• **Exercise description**
Write the data out again, exactly as given.

• **Exercise materials**
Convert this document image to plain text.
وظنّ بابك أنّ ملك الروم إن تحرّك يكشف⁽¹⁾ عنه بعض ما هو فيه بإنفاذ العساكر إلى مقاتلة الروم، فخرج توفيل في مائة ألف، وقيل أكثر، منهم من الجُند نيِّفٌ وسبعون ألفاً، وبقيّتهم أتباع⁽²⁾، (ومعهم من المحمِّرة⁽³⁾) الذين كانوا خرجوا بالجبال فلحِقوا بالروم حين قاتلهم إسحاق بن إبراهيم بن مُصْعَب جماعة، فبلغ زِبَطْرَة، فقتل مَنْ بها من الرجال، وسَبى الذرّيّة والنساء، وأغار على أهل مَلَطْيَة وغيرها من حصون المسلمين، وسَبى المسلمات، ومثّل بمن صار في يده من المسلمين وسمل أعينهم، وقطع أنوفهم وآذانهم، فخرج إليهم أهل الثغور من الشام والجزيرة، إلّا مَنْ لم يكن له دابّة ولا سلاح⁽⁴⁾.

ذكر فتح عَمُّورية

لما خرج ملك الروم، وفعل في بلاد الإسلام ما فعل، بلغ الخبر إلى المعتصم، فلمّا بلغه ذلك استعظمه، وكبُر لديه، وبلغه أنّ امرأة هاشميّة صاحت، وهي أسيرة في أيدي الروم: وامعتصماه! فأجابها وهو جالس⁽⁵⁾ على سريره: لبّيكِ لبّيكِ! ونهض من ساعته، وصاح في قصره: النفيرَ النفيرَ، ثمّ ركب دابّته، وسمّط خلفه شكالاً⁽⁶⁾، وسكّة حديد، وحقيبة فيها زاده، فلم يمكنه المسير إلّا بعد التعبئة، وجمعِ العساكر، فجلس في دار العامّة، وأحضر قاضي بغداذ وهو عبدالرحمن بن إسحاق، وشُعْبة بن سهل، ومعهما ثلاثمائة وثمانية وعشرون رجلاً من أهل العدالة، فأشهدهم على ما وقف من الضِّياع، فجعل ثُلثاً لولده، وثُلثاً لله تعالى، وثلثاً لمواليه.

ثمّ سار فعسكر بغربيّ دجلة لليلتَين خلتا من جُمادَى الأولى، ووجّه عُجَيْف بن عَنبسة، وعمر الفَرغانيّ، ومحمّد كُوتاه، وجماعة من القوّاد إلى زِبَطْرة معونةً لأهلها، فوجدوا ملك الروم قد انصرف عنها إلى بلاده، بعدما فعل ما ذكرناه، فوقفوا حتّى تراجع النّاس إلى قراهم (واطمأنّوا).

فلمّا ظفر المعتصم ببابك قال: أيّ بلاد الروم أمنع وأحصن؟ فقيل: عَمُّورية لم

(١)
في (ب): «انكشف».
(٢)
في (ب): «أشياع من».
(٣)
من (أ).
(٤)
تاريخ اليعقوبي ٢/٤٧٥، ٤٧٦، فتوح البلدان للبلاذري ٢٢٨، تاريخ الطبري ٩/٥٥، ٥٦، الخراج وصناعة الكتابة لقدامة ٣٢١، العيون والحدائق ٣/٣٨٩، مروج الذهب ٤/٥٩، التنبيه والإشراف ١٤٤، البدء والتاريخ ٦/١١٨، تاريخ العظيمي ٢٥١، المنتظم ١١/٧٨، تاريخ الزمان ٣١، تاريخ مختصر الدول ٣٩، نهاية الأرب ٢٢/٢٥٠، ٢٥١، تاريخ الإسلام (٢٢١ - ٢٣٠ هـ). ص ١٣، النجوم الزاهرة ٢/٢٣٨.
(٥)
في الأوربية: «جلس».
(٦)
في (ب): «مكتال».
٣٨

• **Solved problem**
Convert this document image to plain text.
وظنّ بابك أنّ ملك الروم إن تحرّك يكشف⁽¹⁾ عنه بعض ما هو فيه بإنفاذ العساكر إلى مقاتلة الروم، فخرج توفيل في مائة ألف، وقيل أكثر، منهم من الجُند نيِّفٌ وسبعون ألفاً، وبقيّتهم أتباع⁽²⁾، (ومعهم من المحمِّرة⁽³⁾) الذين كانوا خرجوا بالجبال فلحِقوا بالروم حين قاتلهم إسحاق بن إبراهيم بن مُصْعَب جماعة، فبلغ زِبَطْرَة، فقتل مَنْ بها من الرجال، وسَبى الذرّيّة والنساء، وأغار على أهل مَلَطْيَة وغيرها من حصون المسلمين، وسَبى المسلمات، ومثّل بمن صار في يده من المسلمين وسمل أعينهم، وقطع أنوفهم وآذانهم، فخرج إليهم أهل الثغور من الشام والجزيرة، إلّا مَنْ لم يكن له دابّة ولا سلاح⁽⁴⁾.

ذكر فتح عَمُّورية

لما خرج ملك الروم، وفعل في بلاد الإسلام ما فعل، بلغ الخبر إلى المعتصم، فلمّا بلغه ذلك استعظمه، وكبُر لديه، وبلغه أنّ امرأة هاشميّة صاحت، وهي أسيرة في أيدي الروم: وامعتصماه! فأجابها وهو جالس⁽⁵⁾ على سريره: لبّيكِ لبّيكِ! ونهض من ساعته، وصاح في قصره: النفيرَ النفيرَ، ثمّ ركب دابّته، وسمّط خلفه شكالاً⁽⁶⁾، وسكّة حديد، وحقيبة فيها زاده، فلم يمكنه المسير إلّا بعد التعبئة، وجمعِ العساكر، فجلس في دار العامّة، وأحضر قاضي بغداذ وهو عبدالرحمن بن إسحاق، وشُعْبة بن سهل، ومعهما ثلاثمائة وثمانية وعشرون رجلاً من أهل العدالة، فأشهدهم على ما وقف من الضِّياع، فجعل ثُلثاً لولده، وثُلثاً لله تعالى، وثلثاً لمواليه.

ثمّ سار فعسكر بغربيّ دجلة لليلتَين خلتا من جُمادَى الأولى، ووجّه عُجَيْف بن عَنبسة، وعمر الفَرغانيّ، ومحمّد كُوتاه، وجماعة من القوّاد إلى زِبَطْرة معونةً لأهلها، فوجدوا ملك الروم قد انصرف عنها إلى بلاده، بعدما فعل ما ذكرناه، فوقفوا حتّى تراجع النّاس إلى قراهم (واطمأنّوا).

فلمّا ظفر المعتصم ببابك قال: أيّ بلاد الروم أمنع وأحصن؟ فقيل: عَمُّورية لم

(١)
في (ب): «انكشف».
(٢)
في (ب): «أشياع من».
(٣)
من (أ).
(٤)
تاريخ اليعقوبي ٢/٤٧٥، ٤٧٦، فتوح البلدان للبلاذري ٢٢٨، تاريخ الطبري ٩/٥٥، ٥٦، الخراج وصناعة الكتابة لقدامة ٣٢١، العيون والحدائق ٣/٣٨٩، مروج الذهب ٤/٥٩، التنبيه والإشراف ١٤٤، البدء والتاريخ ٦/١١٨، تاريخ العظيمي ٢٥١، المنتظم ١١/٧٨، تاريخ الزمان ٣١، تاريخ مختصر الدول ٣٩، نهاية الأرب ٢٢/٢٥٠، ٢٥١، تاريخ الإسلام (٢٢١ - ٢٣٠ هـ). ص ١٣، النجوم الزاهرة ٢/٢٣٨.
(٥)
في الأوربية: «جلس».
(٦)
في (ب): «مكتال».
٣٨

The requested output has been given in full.